EXERCISE MATERIAL
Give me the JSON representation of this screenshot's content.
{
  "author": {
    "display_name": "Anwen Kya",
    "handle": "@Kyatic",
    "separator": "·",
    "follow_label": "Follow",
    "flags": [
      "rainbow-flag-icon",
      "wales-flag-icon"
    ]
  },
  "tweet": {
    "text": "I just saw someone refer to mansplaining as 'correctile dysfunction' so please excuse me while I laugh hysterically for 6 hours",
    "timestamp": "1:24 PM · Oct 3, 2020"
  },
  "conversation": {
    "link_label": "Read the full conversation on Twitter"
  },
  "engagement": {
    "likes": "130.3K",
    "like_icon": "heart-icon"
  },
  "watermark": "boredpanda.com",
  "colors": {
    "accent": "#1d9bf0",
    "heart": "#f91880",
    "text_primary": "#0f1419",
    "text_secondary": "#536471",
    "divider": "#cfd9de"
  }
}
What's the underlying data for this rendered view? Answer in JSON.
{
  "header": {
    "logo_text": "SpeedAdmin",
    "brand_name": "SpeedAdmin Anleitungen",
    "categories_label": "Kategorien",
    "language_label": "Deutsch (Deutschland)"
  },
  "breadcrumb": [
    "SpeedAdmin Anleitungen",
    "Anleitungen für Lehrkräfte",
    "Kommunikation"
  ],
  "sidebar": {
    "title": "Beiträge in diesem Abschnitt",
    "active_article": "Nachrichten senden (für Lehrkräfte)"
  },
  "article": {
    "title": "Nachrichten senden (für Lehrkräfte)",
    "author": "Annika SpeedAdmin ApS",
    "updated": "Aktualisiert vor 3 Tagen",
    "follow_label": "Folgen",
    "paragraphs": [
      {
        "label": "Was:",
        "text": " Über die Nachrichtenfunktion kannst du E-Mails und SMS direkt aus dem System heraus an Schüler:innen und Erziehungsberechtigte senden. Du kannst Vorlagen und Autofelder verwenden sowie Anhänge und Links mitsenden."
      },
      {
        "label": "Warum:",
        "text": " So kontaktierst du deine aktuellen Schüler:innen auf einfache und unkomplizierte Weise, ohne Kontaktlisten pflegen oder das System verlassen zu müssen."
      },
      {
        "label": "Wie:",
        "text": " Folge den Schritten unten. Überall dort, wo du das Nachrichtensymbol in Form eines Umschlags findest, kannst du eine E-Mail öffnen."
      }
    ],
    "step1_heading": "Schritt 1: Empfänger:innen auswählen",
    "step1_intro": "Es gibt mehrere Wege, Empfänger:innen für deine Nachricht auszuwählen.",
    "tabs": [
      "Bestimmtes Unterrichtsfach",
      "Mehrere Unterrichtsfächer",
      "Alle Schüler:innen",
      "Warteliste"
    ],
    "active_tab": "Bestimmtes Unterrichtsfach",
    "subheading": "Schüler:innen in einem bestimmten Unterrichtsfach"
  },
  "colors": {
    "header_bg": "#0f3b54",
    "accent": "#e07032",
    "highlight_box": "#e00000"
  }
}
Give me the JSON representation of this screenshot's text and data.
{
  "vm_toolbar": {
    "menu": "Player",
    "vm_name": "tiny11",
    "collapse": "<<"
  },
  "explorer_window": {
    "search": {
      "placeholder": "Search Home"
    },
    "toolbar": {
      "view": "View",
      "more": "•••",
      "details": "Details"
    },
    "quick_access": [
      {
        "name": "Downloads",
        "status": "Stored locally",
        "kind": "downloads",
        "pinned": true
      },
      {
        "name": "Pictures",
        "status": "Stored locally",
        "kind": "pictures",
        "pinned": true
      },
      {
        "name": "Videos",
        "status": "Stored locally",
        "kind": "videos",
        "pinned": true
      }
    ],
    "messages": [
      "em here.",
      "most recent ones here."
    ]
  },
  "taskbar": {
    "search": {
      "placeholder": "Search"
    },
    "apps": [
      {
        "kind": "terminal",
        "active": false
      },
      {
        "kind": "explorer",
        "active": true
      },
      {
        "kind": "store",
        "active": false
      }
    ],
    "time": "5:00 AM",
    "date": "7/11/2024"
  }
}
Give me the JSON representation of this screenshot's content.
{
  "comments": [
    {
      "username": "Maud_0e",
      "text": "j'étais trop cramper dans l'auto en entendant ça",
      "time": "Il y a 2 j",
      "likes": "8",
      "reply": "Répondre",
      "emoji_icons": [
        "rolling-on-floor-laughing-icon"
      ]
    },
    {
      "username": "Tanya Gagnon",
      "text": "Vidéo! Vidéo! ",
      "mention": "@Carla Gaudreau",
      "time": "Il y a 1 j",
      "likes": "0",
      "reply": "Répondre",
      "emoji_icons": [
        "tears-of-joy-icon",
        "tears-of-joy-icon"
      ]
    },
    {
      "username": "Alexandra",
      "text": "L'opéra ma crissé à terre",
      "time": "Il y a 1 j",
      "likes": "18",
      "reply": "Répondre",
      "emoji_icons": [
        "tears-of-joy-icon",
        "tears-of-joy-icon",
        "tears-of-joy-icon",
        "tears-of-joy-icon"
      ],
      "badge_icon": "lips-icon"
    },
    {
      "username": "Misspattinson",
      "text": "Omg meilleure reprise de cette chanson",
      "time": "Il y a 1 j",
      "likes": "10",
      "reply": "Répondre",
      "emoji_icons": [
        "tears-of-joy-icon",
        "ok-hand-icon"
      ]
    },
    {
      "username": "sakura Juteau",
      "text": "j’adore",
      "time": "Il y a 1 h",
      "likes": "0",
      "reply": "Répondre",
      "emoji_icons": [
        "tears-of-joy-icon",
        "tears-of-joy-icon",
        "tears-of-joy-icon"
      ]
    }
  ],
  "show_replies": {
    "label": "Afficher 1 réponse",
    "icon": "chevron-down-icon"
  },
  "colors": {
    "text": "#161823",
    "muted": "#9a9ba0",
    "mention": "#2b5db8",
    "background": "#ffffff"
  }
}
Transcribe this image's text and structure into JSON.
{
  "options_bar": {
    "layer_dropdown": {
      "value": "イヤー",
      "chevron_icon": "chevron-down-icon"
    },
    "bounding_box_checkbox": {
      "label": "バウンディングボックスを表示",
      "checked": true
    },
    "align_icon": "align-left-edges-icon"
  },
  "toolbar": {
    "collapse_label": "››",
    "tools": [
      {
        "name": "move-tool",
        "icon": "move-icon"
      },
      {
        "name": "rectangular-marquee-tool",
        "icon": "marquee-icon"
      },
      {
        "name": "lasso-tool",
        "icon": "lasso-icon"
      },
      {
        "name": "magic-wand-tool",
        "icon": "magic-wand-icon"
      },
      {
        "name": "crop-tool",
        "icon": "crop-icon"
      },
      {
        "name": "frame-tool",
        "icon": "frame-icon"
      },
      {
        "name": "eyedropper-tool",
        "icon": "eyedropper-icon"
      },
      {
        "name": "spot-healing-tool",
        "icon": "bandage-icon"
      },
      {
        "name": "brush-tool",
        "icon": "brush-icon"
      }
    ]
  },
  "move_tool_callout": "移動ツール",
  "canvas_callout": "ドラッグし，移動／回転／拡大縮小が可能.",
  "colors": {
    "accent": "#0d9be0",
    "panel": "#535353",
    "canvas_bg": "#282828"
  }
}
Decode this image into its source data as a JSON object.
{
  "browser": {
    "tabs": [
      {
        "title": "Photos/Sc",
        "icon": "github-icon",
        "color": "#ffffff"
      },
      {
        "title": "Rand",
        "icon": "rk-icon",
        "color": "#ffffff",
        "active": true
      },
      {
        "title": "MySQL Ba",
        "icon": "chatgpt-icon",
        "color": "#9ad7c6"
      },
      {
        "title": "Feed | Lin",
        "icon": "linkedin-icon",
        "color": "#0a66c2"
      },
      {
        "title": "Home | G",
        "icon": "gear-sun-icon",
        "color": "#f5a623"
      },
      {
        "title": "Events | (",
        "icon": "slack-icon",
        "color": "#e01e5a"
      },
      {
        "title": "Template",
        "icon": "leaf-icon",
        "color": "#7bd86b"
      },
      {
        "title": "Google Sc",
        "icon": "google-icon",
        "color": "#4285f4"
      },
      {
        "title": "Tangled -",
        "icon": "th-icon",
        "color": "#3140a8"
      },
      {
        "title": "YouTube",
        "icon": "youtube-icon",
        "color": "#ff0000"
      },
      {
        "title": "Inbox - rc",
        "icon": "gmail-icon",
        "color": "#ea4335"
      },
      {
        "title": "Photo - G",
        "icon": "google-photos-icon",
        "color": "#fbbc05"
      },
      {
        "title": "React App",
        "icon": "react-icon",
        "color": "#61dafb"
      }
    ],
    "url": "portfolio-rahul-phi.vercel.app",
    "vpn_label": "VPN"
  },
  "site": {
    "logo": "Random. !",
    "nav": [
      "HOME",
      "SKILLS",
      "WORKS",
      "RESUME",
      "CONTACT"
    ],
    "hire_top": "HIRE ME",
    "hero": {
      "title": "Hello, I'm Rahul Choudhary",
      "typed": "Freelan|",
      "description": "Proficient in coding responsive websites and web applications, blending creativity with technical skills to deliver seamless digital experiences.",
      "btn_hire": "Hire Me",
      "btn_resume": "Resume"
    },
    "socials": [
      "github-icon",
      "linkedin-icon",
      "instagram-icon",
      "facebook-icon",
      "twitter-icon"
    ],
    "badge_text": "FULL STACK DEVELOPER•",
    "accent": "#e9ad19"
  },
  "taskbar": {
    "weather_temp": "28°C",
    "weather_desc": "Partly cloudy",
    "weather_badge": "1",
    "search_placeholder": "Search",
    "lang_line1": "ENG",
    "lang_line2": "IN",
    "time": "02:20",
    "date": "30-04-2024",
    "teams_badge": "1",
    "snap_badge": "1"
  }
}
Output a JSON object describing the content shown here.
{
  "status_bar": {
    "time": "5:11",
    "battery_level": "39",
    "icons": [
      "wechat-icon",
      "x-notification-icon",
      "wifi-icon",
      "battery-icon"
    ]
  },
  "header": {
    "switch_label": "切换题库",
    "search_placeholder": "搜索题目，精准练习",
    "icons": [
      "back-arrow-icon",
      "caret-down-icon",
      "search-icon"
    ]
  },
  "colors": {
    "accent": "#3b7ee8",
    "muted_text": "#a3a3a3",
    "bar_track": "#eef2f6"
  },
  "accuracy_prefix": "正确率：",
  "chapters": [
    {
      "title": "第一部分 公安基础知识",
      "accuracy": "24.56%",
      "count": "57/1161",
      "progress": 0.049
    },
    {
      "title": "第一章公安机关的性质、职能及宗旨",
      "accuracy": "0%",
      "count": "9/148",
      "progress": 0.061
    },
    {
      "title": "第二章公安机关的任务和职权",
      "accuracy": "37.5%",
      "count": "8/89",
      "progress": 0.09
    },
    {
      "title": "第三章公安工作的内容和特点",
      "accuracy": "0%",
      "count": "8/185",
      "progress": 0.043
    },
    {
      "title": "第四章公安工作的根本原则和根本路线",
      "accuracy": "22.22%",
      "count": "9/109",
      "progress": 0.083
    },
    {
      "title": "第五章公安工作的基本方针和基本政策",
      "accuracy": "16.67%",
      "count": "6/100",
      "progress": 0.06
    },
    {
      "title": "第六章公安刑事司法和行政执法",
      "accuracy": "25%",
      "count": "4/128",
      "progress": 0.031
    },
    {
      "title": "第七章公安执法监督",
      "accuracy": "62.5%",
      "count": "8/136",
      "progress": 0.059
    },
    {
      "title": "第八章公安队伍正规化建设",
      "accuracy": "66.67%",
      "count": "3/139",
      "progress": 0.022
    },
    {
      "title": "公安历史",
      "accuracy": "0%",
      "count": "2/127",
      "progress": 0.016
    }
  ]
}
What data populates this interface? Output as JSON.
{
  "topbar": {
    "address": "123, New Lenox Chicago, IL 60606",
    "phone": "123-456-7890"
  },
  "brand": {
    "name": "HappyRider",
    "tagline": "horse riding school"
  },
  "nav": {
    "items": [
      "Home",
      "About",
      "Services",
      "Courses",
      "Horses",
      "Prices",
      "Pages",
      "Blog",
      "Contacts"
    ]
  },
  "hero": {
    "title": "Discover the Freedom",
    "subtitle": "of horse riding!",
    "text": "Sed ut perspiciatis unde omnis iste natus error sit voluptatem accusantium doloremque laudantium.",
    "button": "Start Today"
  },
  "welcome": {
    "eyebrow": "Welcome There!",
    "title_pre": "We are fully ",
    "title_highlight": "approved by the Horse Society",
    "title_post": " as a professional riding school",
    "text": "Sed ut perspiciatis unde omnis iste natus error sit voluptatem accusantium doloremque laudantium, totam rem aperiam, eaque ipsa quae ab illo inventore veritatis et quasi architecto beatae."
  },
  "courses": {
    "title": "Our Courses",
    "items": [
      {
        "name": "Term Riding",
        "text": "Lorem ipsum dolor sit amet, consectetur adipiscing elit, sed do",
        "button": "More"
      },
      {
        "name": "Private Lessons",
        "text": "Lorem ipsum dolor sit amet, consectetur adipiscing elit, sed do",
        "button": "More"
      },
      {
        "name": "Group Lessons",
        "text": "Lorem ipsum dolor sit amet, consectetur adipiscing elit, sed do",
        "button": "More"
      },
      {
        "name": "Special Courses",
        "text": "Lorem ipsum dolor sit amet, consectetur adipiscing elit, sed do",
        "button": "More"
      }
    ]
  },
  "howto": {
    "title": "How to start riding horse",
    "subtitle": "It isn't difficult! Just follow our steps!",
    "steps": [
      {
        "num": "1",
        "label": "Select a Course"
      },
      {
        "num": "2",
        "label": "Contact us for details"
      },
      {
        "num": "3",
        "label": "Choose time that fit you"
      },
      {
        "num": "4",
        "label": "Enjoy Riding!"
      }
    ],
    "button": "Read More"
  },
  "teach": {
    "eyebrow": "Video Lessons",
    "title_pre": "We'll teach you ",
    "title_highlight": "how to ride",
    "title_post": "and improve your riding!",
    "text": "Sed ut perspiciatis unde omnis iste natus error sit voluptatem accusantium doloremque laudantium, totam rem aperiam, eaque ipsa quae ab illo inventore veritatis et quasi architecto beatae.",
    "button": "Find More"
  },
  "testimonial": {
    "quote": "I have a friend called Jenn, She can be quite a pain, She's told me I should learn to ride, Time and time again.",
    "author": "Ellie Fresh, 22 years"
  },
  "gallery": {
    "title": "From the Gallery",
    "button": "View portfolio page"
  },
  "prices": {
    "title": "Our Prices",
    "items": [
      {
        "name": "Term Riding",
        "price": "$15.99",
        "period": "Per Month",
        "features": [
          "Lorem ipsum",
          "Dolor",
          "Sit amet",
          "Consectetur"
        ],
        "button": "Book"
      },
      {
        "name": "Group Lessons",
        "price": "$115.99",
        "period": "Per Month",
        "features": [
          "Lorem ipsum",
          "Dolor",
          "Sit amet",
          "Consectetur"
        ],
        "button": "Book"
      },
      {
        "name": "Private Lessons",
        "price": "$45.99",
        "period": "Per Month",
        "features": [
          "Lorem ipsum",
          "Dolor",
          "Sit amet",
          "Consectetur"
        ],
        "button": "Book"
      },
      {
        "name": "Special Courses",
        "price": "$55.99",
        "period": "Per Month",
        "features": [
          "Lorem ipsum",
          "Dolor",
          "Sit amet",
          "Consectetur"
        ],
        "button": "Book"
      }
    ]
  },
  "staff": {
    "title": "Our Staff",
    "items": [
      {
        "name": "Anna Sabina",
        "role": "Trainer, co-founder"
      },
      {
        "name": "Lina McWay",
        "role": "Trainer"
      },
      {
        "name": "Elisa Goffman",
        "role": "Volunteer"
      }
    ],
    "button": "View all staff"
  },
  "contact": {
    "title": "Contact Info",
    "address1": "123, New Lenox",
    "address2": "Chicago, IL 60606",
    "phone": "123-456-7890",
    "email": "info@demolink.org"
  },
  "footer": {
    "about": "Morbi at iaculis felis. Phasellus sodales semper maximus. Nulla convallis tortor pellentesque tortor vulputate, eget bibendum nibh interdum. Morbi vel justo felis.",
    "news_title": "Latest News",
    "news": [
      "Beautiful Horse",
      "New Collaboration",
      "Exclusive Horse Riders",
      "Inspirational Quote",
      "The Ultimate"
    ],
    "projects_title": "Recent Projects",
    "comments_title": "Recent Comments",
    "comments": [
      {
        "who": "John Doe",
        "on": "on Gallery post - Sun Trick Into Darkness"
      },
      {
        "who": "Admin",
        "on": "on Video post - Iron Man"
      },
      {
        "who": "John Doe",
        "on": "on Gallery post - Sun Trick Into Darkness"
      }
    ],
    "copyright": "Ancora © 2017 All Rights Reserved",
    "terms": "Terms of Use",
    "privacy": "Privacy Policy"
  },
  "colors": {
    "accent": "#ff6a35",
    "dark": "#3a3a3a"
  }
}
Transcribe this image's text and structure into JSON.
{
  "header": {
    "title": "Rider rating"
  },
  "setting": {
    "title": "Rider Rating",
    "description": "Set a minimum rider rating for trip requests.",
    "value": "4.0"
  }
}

WRITTEN PROBLEM
Report all lines of the data that include the word "author".

WRITTEN SOLUTION
  "author": {
    "author": "Annika SpeedAdmin ApS",
    "author": "Ellie Fresh, 22 years"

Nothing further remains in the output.